"""

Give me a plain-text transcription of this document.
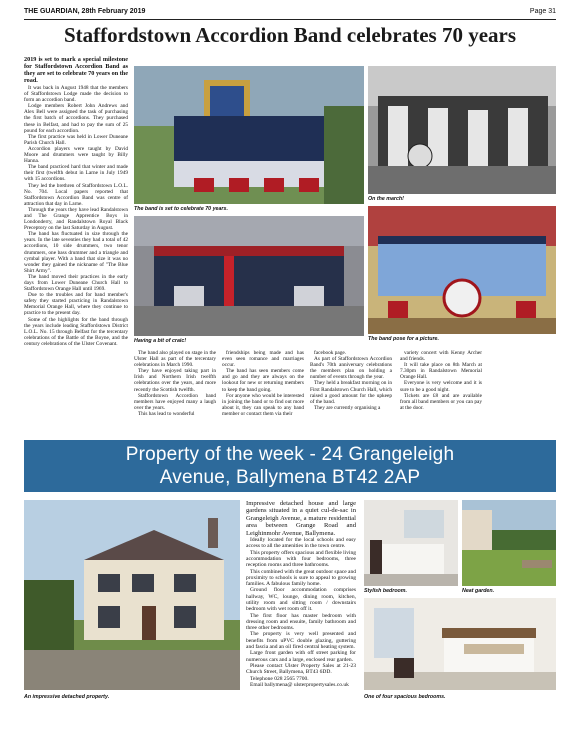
THE GUARDIAN, 28th February 2019	Page 31
Staffordstown Accordion Band celebrates 70 years

2019 is set to mark a special milestone for Staffordstown Accordion Band as they are set to celebrate 70 years on the road.

It was back in August 1948 that the members of Staffordstown Lodge made the decision to form an accordion band.

Lodge members Robert John Andrews and Alex Bell were assigned the task of purchasing the first batch of accordions. They purchased these in Belfast, and had to pay the sum of 25 pound for each accordion.

The first practice was held in Lower Duneane Parish Church Hall.

Accordion players were taught by David Moore and drummers were taught by Billy Hanna.

The band practiced hard that winter and made their first (twelfth debut in Larne in July 1949 with 15 accordions.

They led the brethren of Staffordstown L.O.L. No. 704. Local papers reported that Staffordstown Accordion Band was centre of attraction that day in Larne.

Through the years they have lead Randalstown and The Grange Apprentice Boys in Londonderry, and Randalstown Royal Black Preceptory on the last Saturday in August.

The band has fluctuated in size through the years. In the late seventies they had a total of 42 accordions, 10 side drummers, two tenor drummers, one bass drummer and a triangle and cymbal player. With a band that size it was no wonder they gained the nickname of "The Blue Shirt Army".

The band moved their practices in the early days from Lower Duneane Church Hall to Staffordstown Orange Hall until 1969.

Due to the troubles and for band member's safety they started practicing in Randalstown Memorial Orange Hall, where they continue to practice to the present day.

Some of the highlights for the band through the years include leading Staffordstown District L.O.L. No. 15 through Belfast for the tercentary celebrations of the Battle of the Boyne, and the century celebrations of the Ulster Covenant.

The band is set to celebrate 70 years.
On the march!
Having a bit of craic!	The band pose for a picture.

The band also played on stage in the Ulster Hall as part of the tercentary celebrations in March 1990.

They have enjoyed taking part in Irish and Northern Irish twelfth celebrations over the years, and more recently the Scottish twelfth.

Staffordstown Accordion band members have enjoyed many a laugh over the years.

This has lead to wonderful

friendships being made and has even seen romance and marriages occur.

The band has seen members come and go and they are always on the lookout for new or returning members to keep the band going.

For anyone who would be interested in joining the band or to find out more about it, they can speak to any band member or contact them via their

facebook page.

As part of Staffordstown Accordion Band's 70th anniversary celebrations the members plan on holding a number of events through the year.

They held a breakfast morning on in First Randalstown Church Hall, which raised a good amount for the upkeep of the band.

They are currently organising a

variety concert with Kenny Archer and friends.

It will take place on 8th March at 7.30pm in Randalstown Memorial Orange Hall.

Everyone is very welcome and it is sure to be a good night.

Tickets are £8 and are available from all band members or you can pay at the door.

Property of the week - 24 Grangeleigh
Avenue, Ballymena BT42 2AP
An impressive detached property.

Impressive detached house and large gardens situated in a quiet cul-de-sac in Grangeleigh Avenue, a mature residential area between Grange Road and Leighinmohr Avenue, Ballymena.

Ideally located for the local schools and easy access to all the amenities in the town centre.

This property offers spacious and flexible living accommodation with four bedrooms, three reception rooms and three bathrooms.

This combined with the great outdoor space and proximity to schools is sure to appeal to growing families. A fabulous family home.

Ground floor accommodation comprises hallway, WC, lounge, dining room, kitchen, utility room and sitting room / downstairs bedroom with wet room off it.

The first floor has master bedroom with dressing room and ensuite, family bathroom and three other bedrooms.

The property is very well presented and benefits from uPVC double glazing, guttering and fascia and an oil fired central heating system.

Large front garden with off street parking for numerous cars and a large, enclosed rear garden.

Please contact Ulster Property Sales at 21-23 Church Street, Ballymena, BT43 6DD.

Telephone 028 2565 7700.

Email ballymena@ ulsterpropertysales.co.uk

Stylish bedroom.	Neat garden.
One of four spacious bedrooms.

"""

--- WHAT TO WORK ON ---
Leave the pictures out and reproduce all of the records exactly.

--- FINAL RESULT ---
Give me a plain-text transcription of this document.
THE GUARDIAN, 28th February 2019	Page 31
Staffordstown Accordion Band celebrates 70 years

2019 is set to mark a special milestone for Staffordstown Accordion Band as they are set to celebrate 70 years on the road.

It was back in August 1948 that the members of Staffordstown Lodge made the decision to form an accordion band.

Lodge members Robert John Andrews and Alex Bell were assigned the task of purchasing the first batch of accordions. They purchased these in Belfast, and had to pay the sum of 25 pound for each accordion.

The first practice was held in Lower Duneane Parish Church Hall.

Accordion players were taught by David Moore and drummers were taught by Billy Hanna.

The band practiced hard that winter and made their first (twelfth debut in Larne in July 1949 with 15 accordions.

They led the brethren of Staffordstown L.O.L. No. 704. Local papers reported that Staffordstown Accordion Band was centre of attraction that day in Larne.

Through the years they have lead Randalstown and The Grange Apprentice Boys in Londonderry, and Randalstown Royal Black Preceptory on the last Saturday in August.

The band has fluctuated in size through the years. In the late seventies they had a total of 42 accordions, 10 side drummers, two tenor drummers, one bass drummer and a triangle and cymbal player. With a band that size it was no wonder they gained the nickname of "The Blue Shirt Army".

The band moved their practices in the early days from Lower Duneane Church Hall to Staffordstown Orange Hall until 1969.

Due to the troubles and for band member's safety they started practicing in Randalstown Memorial Orange Hall, where they continue to practice to the present day.

Some of the highlights for the band through the years include leading Staffordstown District L.O.L. No. 15 through Belfast for the tercentary celebrations of the Battle of the Boyne, and the century celebrations of the Ulster Covenant.

The band is set to celebrate 70 years.
On the march!
Having a bit of craic!	The band pose for a picture.

The band also played on stage in the Ulster Hall as part of the tercentary celebrations in March 1990.

They have enjoyed taking part in Irish and Northern Irish twelfth celebrations over the years, and more recently the Scottish twelfth.

Staffordstown Accordion band members have enjoyed many a laugh over the years.

This has lead to wonderful

friendships being made and has even seen romance and marriages occur.

The band has seen members come and go and they are always on the lookout for new or returning members to keep the band going.

For anyone who would be interested in joining the band or to find out more about it, they can speak to any band member or contact them via their

facebook page.

As part of Staffordstown Accordion Band's 70th anniversary celebrations the members plan on holding a number of events through the year.

They held a breakfast morning on in First Randalstown Church Hall, which raised a good amount for the upkeep of the band.

They are currently organising a

variety concert with Kenny Archer and friends.

It will take place on 8th March at 7.30pm in Randalstown Memorial Orange Hall.

Everyone is very welcome and it is sure to be a good night.

Tickets are £8 and are available from all band members or you can pay at the door.

Property of the week - 24 Grangeleigh
Avenue, Ballymena BT42 2AP
An impressive detached property.

Impressive detached house and large gardens situated in a quiet cul-de-sac in Grangeleigh Avenue, a mature residential area between Grange Road and Leighinmohr Avenue, Ballymena.

Ideally located for the local schools and easy access to all the amenities in the town centre.

This property offers spacious and flexible living accommodation with four bedrooms, three reception rooms and three bathrooms.

This combined with the great outdoor space and proximity to schools is sure to appeal to growing families. A fabulous family home.

Ground floor accommodation comprises hallway, WC, lounge, dining room, kitchen, utility room and sitting room / downstairs bedroom with wet room off it.

The first floor has master bedroom with dressing room and ensuite, family bathroom and three other bedrooms.

The property is very well presented and benefits from uPVC double glazing, guttering and fascia and an oil fired central heating system.

Large front garden with off street parking for numerous cars and a large, enclosed rear garden.

Please contact Ulster Property Sales at 21-23 Church Street, Ballymena, BT43 6DD.

Telephone 028 2565 7700.

Email ballymena@ ulsterpropertysales.co.uk

Stylish bedroom.	Neat garden.
One of four spacious bedrooms.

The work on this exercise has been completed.